**Problem description:** List the lines of this listing that hold the word "JSON".

-----

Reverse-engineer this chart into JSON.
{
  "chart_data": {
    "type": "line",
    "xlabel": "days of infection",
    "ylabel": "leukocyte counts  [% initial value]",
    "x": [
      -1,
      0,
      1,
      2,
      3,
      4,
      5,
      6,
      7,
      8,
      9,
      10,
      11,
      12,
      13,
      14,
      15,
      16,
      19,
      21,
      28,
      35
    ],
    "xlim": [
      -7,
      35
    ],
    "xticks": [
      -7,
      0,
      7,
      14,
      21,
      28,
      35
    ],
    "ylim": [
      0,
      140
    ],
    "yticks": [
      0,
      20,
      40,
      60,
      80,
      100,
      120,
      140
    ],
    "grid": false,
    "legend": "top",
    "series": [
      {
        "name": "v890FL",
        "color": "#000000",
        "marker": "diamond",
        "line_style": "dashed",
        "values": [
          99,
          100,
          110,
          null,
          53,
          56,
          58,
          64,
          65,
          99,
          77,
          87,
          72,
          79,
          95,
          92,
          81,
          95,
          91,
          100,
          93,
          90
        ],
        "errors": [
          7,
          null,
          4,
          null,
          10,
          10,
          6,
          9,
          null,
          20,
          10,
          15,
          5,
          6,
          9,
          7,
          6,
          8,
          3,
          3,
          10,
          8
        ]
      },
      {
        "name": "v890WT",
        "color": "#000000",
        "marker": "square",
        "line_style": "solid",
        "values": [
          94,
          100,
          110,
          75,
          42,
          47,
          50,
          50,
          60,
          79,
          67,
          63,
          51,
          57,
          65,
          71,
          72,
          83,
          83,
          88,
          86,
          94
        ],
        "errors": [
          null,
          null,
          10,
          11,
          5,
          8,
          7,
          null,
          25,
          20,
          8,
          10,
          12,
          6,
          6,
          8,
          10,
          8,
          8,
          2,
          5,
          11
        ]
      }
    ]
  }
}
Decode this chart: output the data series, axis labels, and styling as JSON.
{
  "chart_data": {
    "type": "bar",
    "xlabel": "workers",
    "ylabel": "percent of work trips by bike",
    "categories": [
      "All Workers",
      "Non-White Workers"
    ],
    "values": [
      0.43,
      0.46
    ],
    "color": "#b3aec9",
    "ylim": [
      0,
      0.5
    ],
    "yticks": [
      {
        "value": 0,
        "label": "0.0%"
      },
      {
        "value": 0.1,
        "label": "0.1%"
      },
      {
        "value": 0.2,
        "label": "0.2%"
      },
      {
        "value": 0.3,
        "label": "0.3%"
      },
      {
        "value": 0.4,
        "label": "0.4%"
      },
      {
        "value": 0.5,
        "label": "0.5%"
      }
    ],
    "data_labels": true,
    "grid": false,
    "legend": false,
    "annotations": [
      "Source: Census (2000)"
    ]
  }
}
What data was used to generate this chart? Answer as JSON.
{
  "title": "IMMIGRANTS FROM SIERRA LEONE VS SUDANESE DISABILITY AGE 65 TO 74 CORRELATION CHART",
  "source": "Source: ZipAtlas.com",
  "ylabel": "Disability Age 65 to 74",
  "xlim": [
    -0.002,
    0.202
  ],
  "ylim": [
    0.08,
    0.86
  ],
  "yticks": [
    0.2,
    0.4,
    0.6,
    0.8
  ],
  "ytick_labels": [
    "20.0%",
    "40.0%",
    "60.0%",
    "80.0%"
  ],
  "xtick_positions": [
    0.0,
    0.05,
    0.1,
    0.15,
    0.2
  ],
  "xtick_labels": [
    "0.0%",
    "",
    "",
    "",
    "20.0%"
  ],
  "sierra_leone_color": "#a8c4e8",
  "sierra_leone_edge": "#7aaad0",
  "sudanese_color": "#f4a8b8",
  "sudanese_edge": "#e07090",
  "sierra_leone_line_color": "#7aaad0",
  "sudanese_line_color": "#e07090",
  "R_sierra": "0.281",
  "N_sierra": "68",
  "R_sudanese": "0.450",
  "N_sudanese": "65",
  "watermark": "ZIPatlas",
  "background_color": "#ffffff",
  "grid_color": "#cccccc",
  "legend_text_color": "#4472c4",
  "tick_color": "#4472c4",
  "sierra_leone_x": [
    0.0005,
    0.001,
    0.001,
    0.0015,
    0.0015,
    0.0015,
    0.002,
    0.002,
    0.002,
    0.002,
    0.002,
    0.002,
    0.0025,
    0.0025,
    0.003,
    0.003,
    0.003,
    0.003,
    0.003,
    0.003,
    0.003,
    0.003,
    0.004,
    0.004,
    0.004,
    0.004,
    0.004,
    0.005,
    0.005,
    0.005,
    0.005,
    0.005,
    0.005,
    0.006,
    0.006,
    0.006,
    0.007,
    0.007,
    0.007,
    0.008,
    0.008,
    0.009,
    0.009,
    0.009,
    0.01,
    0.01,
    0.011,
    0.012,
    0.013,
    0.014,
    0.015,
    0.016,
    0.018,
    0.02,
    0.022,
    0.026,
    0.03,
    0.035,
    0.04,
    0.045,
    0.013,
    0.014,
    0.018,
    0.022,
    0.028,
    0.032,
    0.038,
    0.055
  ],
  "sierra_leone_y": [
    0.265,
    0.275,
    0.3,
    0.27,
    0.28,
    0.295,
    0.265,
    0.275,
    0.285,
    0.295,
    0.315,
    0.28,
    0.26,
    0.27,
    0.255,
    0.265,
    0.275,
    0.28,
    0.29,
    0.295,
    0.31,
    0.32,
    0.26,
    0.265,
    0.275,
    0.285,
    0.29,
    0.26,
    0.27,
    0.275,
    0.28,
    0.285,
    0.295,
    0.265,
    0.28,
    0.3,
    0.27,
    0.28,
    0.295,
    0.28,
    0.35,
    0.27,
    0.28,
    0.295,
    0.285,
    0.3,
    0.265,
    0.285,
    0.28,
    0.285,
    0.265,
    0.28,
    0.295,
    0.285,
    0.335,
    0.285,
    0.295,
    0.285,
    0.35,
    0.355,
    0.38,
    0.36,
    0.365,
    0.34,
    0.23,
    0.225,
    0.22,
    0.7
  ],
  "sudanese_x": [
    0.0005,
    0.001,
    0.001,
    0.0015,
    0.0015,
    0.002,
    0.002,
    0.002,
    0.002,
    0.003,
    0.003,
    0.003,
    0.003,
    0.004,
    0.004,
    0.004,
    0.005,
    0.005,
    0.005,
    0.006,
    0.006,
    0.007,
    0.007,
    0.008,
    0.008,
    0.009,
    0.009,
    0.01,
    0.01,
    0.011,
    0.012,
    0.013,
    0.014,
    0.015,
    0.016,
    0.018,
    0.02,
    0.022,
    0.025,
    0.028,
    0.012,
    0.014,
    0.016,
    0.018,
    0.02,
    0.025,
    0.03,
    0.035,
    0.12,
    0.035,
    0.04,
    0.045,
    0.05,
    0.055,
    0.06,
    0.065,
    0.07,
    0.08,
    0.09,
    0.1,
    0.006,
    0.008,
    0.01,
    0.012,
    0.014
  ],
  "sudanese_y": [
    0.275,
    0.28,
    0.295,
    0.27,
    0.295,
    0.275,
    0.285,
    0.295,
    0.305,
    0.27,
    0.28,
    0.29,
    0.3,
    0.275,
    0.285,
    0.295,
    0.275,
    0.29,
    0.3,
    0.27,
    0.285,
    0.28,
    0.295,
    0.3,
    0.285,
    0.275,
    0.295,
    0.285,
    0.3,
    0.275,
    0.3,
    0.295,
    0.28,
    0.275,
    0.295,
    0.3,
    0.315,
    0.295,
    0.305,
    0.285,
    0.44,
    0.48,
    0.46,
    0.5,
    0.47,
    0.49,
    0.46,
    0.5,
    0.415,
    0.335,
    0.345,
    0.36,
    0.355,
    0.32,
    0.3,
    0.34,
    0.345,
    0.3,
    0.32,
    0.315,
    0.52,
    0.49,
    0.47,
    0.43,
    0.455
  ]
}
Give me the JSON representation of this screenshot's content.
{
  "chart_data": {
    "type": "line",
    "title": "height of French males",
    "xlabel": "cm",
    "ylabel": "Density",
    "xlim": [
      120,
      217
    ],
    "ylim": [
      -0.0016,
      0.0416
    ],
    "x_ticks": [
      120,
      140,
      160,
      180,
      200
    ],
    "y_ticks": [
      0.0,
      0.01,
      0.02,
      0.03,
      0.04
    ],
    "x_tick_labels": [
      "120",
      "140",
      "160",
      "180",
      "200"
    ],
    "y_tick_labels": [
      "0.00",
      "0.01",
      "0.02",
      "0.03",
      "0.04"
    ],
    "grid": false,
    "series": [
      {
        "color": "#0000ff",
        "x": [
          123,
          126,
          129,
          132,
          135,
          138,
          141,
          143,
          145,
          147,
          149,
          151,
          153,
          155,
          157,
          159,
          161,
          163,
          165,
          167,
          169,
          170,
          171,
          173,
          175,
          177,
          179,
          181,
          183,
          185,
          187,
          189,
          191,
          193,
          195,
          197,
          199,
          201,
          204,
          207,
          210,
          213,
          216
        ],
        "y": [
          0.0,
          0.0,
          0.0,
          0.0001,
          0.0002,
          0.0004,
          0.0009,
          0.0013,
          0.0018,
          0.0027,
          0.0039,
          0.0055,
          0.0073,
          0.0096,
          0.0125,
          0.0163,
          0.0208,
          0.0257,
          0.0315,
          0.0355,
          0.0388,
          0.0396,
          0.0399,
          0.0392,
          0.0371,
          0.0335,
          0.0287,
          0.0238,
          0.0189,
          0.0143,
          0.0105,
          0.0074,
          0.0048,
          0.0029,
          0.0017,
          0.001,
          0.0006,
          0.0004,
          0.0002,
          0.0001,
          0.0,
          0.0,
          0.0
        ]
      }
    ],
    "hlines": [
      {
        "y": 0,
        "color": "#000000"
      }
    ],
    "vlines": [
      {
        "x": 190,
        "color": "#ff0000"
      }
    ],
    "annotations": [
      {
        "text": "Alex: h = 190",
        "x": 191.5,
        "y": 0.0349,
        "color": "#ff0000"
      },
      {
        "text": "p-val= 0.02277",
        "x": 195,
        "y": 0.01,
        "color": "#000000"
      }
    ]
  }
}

-----

**Response below:**
Reverse-engineer this chart into JSON.
Decode this chart: output the data series, axis labels, and styling as JSON.
What data was used to generate this chart? Answer as JSON.
Give me the JSON representation of this screenshot's content.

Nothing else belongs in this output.